Skip the pictures and repeat each line of the data exactly.

━━━━━━━━

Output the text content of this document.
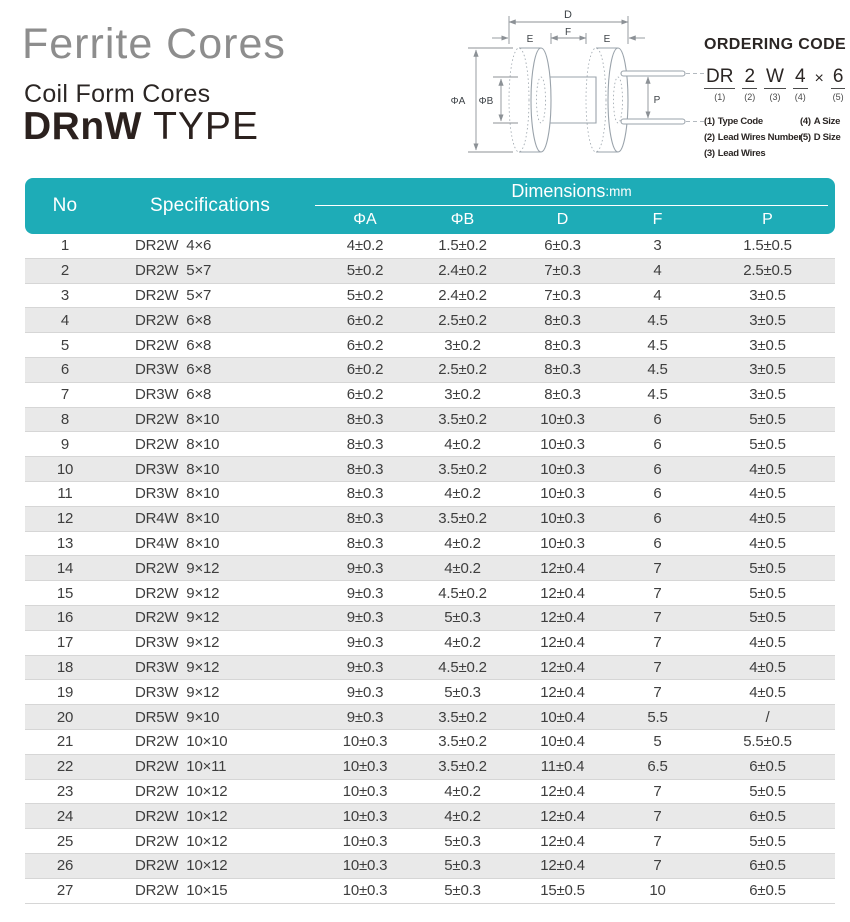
Ferrite Cores
Coil Form Cores
DRnW TYPE
D
E
F
E
ΦA ΦB	P
ORDERING CODE
DR
(1)
2
(2)
W
(3)
4
(4)
× 6
(5)
(1) Type Code
(2) Lead Wires Number
(3) Lead Wires
(4) A Size
(5) D Size
No	Specifications
Dimensions :mm
ΦA	ΦB	D	F	P
1	DR2W  4×6	4±0.2	1.5±0.2	6±0.3	3	1.5±0.5
2	DR2W  5×7	5±0.2	2.4±0.2	7±0.3	4	2.5±0.5
3	DR2W  5×7	5±0.2	2.4±0.2	7±0.3	4	3±0.5
4	DR2W  6×8	6±0.2	2.5±0.2	8±0.3	4.5	3±0.5
5	DR2W  6×8	6±0.2	3±0.2	8±0.3	4.5	3±0.5
6	DR3W  6×8	6±0.2	2.5±0.2	8±0.3	4.5	3±0.5
7	DR3W  6×8	6±0.2	3±0.2	8±0.3	4.5	3±0.5
8	DR2W  8×10	8±0.3	3.5±0.2	10±0.3	6	5±0.5
9	DR2W  8×10	8±0.3	4±0.2	10±0.3	6	5±0.5
10	DR3W  8×10	8±0.3	3.5±0.2	10±0.3	6	4±0.5
11	DR3W  8×10	8±0.3	4±0.2	10±0.3	6	4±0.5
12	DR4W  8×10	8±0.3	3.5±0.2	10±0.3	6	4±0.5
13	DR4W  8×10	8±0.3	4±0.2	10±0.3	6	4±0.5
14	DR2W  9×12	9±0.3	4±0.2	12±0.4	7	5±0.5
15	DR2W  9×12	9±0.3	4.5±0.2	12±0.4	7	5±0.5
16	DR2W  9×12	9±0.3	5±0.3	12±0.4	7	5±0.5
17	DR3W  9×12	9±0.3	4±0.2	12±0.4	7	4±0.5
18	DR3W  9×12	9±0.3	4.5±0.2	12±0.4	7	4±0.5
19	DR3W  9×12	9±0.3	5±0.3	12±0.4	7	4±0.5
20	DR5W  9×10	9±0.3	3.5±0.2	10±0.4	5.5	/
21	DR2W  10×10	10±0.3	3.5±0.2	10±0.4	5	5.5±0.5
22	DR2W  10×11	10±0.3	3.5±0.2	11±0.4	6.5	6±0.5
23	DR2W  10×12	10±0.3	4±0.2	12±0.4	7	5±0.5
24	DR2W  10×12	10±0.3	4±0.2	12±0.4	7	6±0.5
25	DR2W  10×12	10±0.3	5±0.3	12±0.4	7	5±0.5
26	DR2W  10×12	10±0.3	5±0.3	12±0.4	7	6±0.5
27	DR2W  10×15	10±0.3	5±0.3	15±0.5	10	6±0.5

━━━━━━━━

* _OUTPUT FOR THIS TASK_:
Output the text content of this document.
Ferrite Cores
Coil Form Cores
DRnW TYPE
D
E
F
E
ΦA ΦB	P
ORDERING CODE
DR
(1)
2
(2)
W
(3)
4
(4)
× 6
(5)
(1) Type Code
(2) Lead Wires Number
(3) Lead Wires
(4) A Size
(5) D Size
No	Specifications
Dimensions :mm
ΦA	ΦB	D	F	P
1	DR2W  4×6	4±0.2	1.5±0.2	6±0.3	3	1.5±0.5
2	DR2W  5×7	5±0.2	2.4±0.2	7±0.3	4	2.5±0.5
3	DR2W  5×7	5±0.2	2.4±0.2	7±0.3	4	3±0.5
4	DR2W  6×8	6±0.2	2.5±0.2	8±0.3	4.5	3±0.5
5	DR2W  6×8	6±0.2	3±0.2	8±0.3	4.5	3±0.5
6	DR3W  6×8	6±0.2	2.5±0.2	8±0.3	4.5	3±0.5
7	DR3W  6×8	6±0.2	3±0.2	8±0.3	4.5	3±0.5
8	DR2W  8×10	8±0.3	3.5±0.2	10±0.3	6	5±0.5
9	DR2W  8×10	8±0.3	4±0.2	10±0.3	6	5±0.5
10	DR3W  8×10	8±0.3	3.5±0.2	10±0.3	6	4±0.5
11	DR3W  8×10	8±0.3	4±0.2	10±0.3	6	4±0.5
12	DR4W  8×10	8±0.3	3.5±0.2	10±0.3	6	4±0.5
13	DR4W  8×10	8±0.3	4±0.2	10±0.3	6	4±0.5
14	DR2W  9×12	9±0.3	4±0.2	12±0.4	7	5±0.5
15	DR2W  9×12	9±0.3	4.5±0.2	12±0.4	7	5±0.5
16	DR2W  9×12	9±0.3	5±0.3	12±0.4	7	5±0.5
17	DR3W  9×12	9±0.3	4±0.2	12±0.4	7	4±0.5
18	DR3W  9×12	9±0.3	4.5±0.2	12±0.4	7	4±0.5
19	DR3W  9×12	9±0.3	5±0.3	12±0.4	7	4±0.5
20	DR5W  9×10	9±0.3	3.5±0.2	10±0.4	5.5	/
21	DR2W  10×10	10±0.3	3.5±0.2	10±0.4	5	5.5±0.5
22	DR2W  10×11	10±0.3	3.5±0.2	11±0.4	6.5	6±0.5
23	DR2W  10×12	10±0.3	4±0.2	12±0.4	7	5±0.5
24	DR2W  10×12	10±0.3	4±0.2	12±0.4	7	6±0.5
25	DR2W  10×12	10±0.3	5±0.3	12±0.4	7	5±0.5
26	DR2W  10×12	10±0.3	5±0.3	12±0.4	7	6±0.5
27	DR2W  10×15	10±0.3	5±0.3	15±0.5	10	6±0.5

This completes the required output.